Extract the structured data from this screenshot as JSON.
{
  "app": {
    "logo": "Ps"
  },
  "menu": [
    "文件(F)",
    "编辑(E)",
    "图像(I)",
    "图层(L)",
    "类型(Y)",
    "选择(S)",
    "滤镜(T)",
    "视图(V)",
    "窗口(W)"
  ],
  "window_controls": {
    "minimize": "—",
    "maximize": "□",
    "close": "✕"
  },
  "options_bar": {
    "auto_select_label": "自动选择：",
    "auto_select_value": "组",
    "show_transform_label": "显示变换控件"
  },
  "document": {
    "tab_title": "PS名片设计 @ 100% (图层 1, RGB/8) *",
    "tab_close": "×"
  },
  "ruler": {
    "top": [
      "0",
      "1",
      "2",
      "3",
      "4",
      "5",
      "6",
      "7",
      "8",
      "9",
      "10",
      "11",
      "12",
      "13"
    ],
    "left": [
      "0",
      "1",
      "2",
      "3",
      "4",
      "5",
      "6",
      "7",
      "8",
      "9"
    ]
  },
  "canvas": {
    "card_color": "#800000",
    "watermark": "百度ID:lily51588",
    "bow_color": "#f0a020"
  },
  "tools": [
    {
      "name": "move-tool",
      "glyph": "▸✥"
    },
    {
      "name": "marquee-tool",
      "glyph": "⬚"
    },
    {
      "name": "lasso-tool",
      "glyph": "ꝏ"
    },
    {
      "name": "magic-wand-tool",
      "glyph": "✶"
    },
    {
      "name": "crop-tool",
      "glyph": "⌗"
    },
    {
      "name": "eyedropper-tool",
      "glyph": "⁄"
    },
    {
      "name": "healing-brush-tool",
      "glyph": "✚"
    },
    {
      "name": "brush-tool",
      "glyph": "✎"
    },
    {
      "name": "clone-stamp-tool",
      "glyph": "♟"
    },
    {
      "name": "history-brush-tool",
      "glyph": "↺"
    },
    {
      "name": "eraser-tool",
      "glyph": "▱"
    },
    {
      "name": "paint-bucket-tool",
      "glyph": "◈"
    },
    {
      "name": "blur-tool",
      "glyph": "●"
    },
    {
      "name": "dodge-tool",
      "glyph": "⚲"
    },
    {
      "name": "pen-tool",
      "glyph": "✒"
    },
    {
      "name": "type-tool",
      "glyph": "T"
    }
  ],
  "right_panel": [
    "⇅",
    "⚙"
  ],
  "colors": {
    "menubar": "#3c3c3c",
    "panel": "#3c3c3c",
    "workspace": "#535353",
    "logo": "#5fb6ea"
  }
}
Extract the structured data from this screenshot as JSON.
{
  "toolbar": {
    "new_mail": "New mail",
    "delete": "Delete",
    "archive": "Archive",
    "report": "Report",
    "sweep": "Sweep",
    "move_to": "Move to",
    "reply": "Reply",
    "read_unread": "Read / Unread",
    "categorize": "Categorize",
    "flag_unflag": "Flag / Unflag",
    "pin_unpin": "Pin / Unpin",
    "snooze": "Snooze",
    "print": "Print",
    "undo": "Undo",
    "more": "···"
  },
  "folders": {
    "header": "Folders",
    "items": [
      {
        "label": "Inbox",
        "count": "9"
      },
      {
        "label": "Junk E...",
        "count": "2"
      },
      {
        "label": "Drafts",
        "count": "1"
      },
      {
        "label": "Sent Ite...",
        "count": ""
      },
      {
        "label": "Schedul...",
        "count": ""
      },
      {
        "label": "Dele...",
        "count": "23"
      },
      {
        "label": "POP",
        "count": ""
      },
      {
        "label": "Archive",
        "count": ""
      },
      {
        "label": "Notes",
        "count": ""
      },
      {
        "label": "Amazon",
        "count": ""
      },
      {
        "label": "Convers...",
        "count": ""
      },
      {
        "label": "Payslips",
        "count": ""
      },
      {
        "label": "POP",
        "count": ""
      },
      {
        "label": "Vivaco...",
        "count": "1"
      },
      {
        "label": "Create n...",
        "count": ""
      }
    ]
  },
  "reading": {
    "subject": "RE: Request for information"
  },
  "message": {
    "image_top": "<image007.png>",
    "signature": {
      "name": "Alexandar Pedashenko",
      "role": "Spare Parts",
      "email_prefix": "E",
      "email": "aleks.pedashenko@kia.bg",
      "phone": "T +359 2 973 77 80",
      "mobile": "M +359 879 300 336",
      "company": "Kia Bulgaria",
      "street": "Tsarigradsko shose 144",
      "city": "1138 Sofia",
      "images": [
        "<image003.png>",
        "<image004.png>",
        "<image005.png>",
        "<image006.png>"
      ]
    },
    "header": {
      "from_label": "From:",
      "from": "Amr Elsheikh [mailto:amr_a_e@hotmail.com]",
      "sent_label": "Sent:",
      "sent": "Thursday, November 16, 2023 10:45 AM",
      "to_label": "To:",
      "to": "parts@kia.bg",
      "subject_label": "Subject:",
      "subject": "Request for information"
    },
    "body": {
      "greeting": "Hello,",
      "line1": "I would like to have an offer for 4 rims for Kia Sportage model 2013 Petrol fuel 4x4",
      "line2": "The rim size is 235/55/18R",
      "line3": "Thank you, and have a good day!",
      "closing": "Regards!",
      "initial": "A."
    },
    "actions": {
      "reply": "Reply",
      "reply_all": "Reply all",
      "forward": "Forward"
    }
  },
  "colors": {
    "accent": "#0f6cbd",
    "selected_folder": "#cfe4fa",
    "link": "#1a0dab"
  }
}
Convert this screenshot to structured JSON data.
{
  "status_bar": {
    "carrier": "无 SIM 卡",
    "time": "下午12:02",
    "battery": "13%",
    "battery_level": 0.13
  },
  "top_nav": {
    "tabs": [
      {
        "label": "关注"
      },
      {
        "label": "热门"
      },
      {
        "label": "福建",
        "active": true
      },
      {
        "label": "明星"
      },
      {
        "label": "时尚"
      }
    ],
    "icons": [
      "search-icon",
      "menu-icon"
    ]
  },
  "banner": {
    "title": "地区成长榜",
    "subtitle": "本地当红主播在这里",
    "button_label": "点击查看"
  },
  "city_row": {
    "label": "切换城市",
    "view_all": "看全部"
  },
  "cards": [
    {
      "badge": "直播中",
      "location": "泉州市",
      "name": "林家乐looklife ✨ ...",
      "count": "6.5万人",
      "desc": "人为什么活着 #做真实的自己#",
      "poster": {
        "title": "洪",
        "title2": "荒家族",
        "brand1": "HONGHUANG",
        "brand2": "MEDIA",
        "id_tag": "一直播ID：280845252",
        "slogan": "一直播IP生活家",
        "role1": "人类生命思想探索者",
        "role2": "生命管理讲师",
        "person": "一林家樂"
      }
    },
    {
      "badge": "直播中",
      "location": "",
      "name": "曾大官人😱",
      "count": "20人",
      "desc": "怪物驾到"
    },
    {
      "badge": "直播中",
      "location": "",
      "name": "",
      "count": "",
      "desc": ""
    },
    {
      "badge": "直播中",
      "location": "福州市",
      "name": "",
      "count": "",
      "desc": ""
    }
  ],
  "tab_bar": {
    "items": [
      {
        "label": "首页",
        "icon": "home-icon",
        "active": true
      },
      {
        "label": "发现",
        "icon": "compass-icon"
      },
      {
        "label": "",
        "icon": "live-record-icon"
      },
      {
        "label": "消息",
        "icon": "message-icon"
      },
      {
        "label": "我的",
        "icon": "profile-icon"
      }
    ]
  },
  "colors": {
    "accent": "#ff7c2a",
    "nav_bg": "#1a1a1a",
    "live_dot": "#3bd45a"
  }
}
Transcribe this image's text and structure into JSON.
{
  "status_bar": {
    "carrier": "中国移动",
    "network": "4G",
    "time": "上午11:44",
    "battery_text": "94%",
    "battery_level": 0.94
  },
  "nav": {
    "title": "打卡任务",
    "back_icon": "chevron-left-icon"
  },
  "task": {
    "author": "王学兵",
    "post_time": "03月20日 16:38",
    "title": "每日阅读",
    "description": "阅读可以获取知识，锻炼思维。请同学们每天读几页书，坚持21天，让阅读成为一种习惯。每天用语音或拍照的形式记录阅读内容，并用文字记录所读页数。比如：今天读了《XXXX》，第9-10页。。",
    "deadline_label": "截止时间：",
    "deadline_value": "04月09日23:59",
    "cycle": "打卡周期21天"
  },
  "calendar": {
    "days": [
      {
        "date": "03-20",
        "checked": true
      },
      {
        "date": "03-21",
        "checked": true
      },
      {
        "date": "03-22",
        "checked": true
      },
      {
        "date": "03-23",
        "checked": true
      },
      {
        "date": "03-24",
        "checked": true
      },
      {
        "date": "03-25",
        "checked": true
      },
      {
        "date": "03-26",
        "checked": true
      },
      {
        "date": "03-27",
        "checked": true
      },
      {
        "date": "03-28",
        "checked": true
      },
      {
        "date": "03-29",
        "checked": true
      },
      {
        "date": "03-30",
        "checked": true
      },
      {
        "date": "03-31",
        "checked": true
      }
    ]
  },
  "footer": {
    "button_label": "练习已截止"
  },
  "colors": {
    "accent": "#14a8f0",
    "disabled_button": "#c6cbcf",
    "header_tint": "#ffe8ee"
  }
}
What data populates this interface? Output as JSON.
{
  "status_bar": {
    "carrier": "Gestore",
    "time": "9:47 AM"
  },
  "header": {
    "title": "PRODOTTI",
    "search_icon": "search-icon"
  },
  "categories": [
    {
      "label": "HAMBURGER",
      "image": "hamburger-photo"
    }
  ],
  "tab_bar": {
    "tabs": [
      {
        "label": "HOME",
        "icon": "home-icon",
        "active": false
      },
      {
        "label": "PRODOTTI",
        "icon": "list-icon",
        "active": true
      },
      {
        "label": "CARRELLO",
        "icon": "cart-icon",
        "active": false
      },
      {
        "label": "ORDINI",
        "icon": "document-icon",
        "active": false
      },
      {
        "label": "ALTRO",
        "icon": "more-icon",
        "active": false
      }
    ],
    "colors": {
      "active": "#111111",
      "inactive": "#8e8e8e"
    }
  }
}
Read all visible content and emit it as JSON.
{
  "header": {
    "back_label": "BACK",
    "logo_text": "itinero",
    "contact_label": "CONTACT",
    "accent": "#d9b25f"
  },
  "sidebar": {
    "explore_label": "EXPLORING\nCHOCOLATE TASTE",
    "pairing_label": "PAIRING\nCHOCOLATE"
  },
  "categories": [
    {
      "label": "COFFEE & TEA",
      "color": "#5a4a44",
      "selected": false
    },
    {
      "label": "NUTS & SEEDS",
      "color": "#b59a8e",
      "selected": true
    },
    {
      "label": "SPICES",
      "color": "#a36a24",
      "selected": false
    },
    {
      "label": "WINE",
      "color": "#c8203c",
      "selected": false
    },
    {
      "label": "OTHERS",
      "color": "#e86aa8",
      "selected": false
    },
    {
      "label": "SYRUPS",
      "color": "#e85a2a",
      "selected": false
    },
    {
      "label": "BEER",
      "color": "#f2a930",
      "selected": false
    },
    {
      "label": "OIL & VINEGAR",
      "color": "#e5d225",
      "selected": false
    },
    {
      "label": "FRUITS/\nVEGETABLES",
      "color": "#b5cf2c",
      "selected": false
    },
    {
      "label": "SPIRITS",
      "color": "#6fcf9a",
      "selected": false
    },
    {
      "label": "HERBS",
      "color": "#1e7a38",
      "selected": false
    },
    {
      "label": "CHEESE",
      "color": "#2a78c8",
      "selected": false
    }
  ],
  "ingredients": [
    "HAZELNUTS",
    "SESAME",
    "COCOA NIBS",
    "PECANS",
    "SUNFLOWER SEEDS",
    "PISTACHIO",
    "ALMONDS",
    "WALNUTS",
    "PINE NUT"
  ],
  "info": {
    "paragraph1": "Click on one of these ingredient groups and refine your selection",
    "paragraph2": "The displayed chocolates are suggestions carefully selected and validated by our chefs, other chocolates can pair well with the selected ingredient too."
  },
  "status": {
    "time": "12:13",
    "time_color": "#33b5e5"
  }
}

════════════════

# Aim of the exercise
Report how many lines of the data contain the word "have", using the number alone.

# Answer in full
2